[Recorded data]
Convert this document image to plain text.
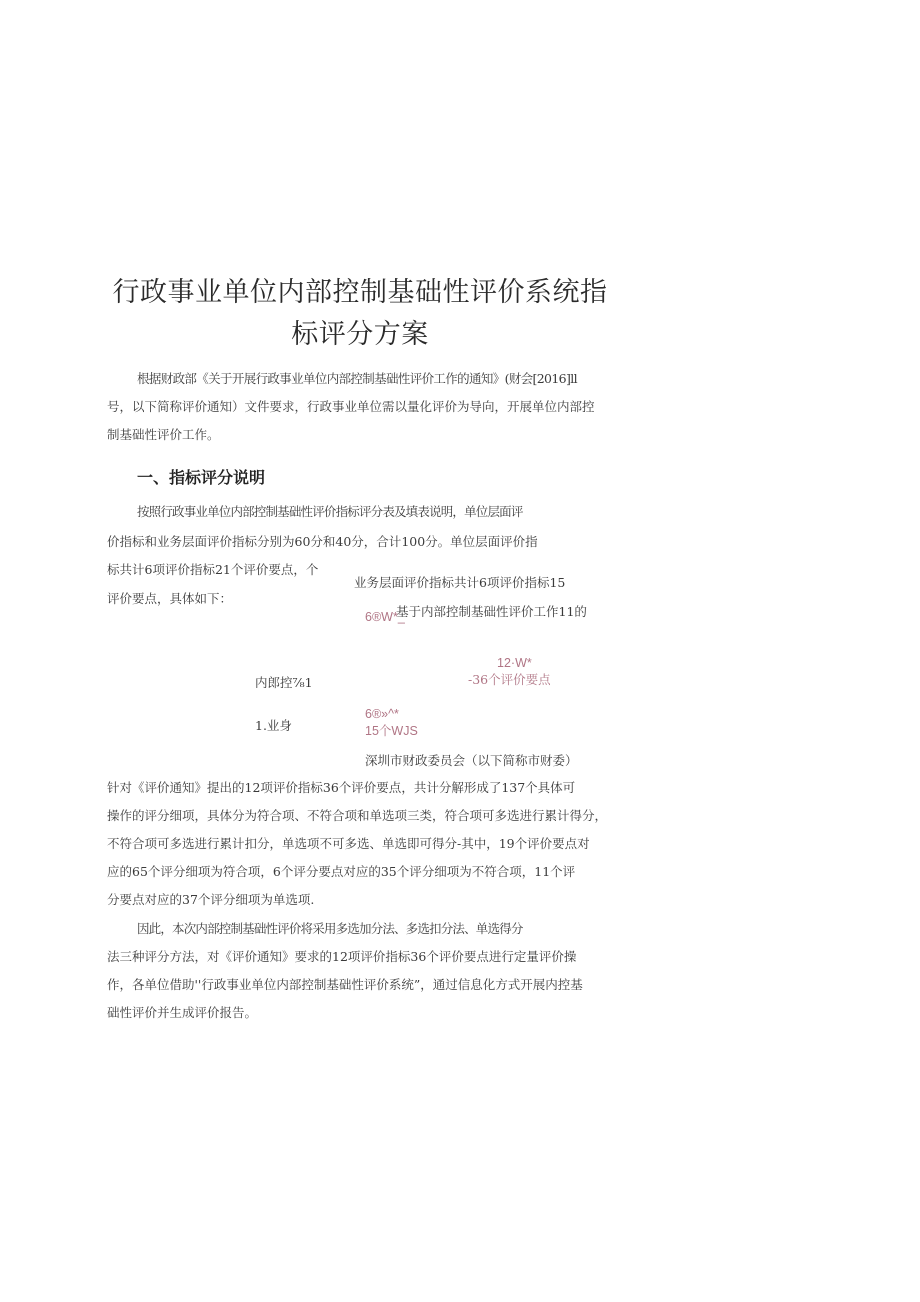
行政事业单位内部控制基础性评价系统指
标评分方案

根据财政部《关于开展行政事业单位内部控制基础性评价工作的通知》(财会[2016]ll

号，以下简称评价通知）文件要求，行政事业单位需以量化评价为导向，开展单位内部控

制基础性评价工作。

一、指标评分说明

按照行政事业单位内部控制基础性评价指标评分表及填表说明，单位层面评

价指标和业务层面评价指标分别为60分和40分，合计100分。单位层面评价指

标共计6项评价指标21个评价要点，个

业务层面评价指标共计6项评价指标15

评价要点，具体如下：

基于内部控制基础性评价工作11的

6®W*_
12·W*
内郎控⅞1	-36个评价要点
6®»^*
1.业身	15个WJS
深圳市财政委员会（以下简称市财委）

针对《评价通知》提出的12项评价指标36个评价要点，共计分解形成了137个具体可

操作的评分细项，具体分为符合项、不符合项和单选项三类，符合项可多选进行累计得分，

不符合项可多选进行累计扣分，单选项不可多选、单选即可得分-其中，19个评价要点对

应的65个评分细项为符合项，6个评分要点对应的35个评分细项为不符合项，11个评

分要点对应的37个评分细项为单选项.

因此，本次内部控制基础性评价将采用多选加分法、多选扣分法、单选得分

法三种评分方法，对《评价通知》要求的12项评价指标36个评价要点进行定量评价操

作，各单位借助''行政事业单位内部控制基础性评价系统”，通过信息化方式开展内控基

础性评价并生成评价报告。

EXERCISE INSTRUCTIONS – Transcribe the full listing above exactly as it stands, minus the pictures.

WRITTEN ANSWER –
Convert this document image to plain text.
行政事业单位内部控制基础性评价系统指
标评分方案

根据财政部《关于开展行政事业单位内部控制基础性评价工作的通知》(财会[2016]ll

号，以下简称评价通知）文件要求，行政事业单位需以量化评价为导向，开展单位内部控

制基础性评价工作。

一、指标评分说明

按照行政事业单位内部控制基础性评价指标评分表及填表说明，单位层面评

价指标和业务层面评价指标分别为60分和40分，合计100分。单位层面评价指

标共计6项评价指标21个评价要点，个

业务层面评价指标共计6项评价指标15

评价要点，具体如下：

基于内部控制基础性评价工作11的

6®W*_
12·W*
内郎控⅞1	-36个评价要点
6®»^*
1.业身	15个WJS
深圳市财政委员会（以下简称市财委）

针对《评价通知》提出的12项评价指标36个评价要点，共计分解形成了137个具体可

操作的评分细项，具体分为符合项、不符合项和单选项三类，符合项可多选进行累计得分，

不符合项可多选进行累计扣分，单选项不可多选、单选即可得分-其中，19个评价要点对

应的65个评分细项为符合项，6个评分要点对应的35个评分细项为不符合项，11个评

分要点对应的37个评分细项为单选项.

因此，本次内部控制基础性评价将采用多选加分法、多选扣分法、单选得分

法三种评分方法，对《评价通知》要求的12项评价指标36个评价要点进行定量评价操

作，各单位借助''行政事业单位内部控制基础性评价系统”，通过信息化方式开展内控基

础性评价并生成评价报告。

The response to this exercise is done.